Problem details
Copy the lines below verbatim, beginning with the line that includes "Extract the structured" and continuing to the end; leave out everything before it.

Supplied records
* * * * * * *
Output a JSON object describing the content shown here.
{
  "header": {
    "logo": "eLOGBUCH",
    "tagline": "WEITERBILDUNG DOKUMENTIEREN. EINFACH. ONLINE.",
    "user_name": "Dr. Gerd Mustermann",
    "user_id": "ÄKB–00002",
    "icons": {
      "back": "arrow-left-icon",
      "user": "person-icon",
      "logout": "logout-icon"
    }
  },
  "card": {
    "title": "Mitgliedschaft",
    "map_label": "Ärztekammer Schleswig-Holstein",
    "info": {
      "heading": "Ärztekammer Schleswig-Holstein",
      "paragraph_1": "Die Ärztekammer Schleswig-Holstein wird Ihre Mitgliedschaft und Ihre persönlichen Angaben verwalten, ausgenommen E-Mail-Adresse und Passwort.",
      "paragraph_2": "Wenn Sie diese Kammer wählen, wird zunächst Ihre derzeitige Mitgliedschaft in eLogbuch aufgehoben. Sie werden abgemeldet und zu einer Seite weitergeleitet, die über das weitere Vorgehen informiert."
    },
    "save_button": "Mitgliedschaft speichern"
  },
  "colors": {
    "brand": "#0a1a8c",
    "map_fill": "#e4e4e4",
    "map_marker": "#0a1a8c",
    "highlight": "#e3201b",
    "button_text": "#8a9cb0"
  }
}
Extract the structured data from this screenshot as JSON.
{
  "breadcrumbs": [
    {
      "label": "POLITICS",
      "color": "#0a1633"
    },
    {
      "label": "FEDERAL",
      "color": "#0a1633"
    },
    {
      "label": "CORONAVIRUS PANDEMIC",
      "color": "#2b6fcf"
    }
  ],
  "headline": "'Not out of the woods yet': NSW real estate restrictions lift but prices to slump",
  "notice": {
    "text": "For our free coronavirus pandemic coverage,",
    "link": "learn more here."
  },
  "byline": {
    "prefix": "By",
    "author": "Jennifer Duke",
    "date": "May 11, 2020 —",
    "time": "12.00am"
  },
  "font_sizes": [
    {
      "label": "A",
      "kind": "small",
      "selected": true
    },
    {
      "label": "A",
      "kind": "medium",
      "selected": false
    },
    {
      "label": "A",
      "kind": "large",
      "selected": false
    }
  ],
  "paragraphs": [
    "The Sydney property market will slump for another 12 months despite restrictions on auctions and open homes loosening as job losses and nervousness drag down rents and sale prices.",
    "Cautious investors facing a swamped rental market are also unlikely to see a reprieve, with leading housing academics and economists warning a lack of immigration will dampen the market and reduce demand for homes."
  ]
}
* * * * * * *
Final answer
Extract the structured data from this screenshot as JSON.
{
  "breadcrumbs": [
    {
      "label": "POLITICS",
      "color": "#0a1633"
    },
    {
      "label": "FEDERAL",
      "color": "#0a1633"
    },
    {
      "label": "CORONAVIRUS PANDEMIC",
      "color": "#2b6fcf"
    }
  ],
  "headline": "'Not out of the woods yet': NSW real estate restrictions lift but prices to slump",
  "notice": {
    "text": "For our free coronavirus pandemic coverage,",
    "link": "learn more here."
  },
  "byline": {
    "prefix": "By",
    "author": "Jennifer Duke",
    "date": "May 11, 2020 —",
    "time": "12.00am"
  },
  "font_sizes": [
    {
      "label": "A",
      "kind": "small",
      "selected": true
    },
    {
      "label": "A",
      "kind": "medium",
      "selected": false
    },
    {
      "label": "A",
      "kind": "large",
      "selected": false
    }
  ],
  "paragraphs": [
    "The Sydney property market will slump for another 12 months despite restrictions on auctions and open homes loosening as job losses and nervousness drag down rents and sale prices.",
    "Cautious investors facing a swamped rental market are also unlikely to see a reprieve, with leading housing academics and economists warning a lack of immigration will dampen the market and reduce demand for homes."
  ]
}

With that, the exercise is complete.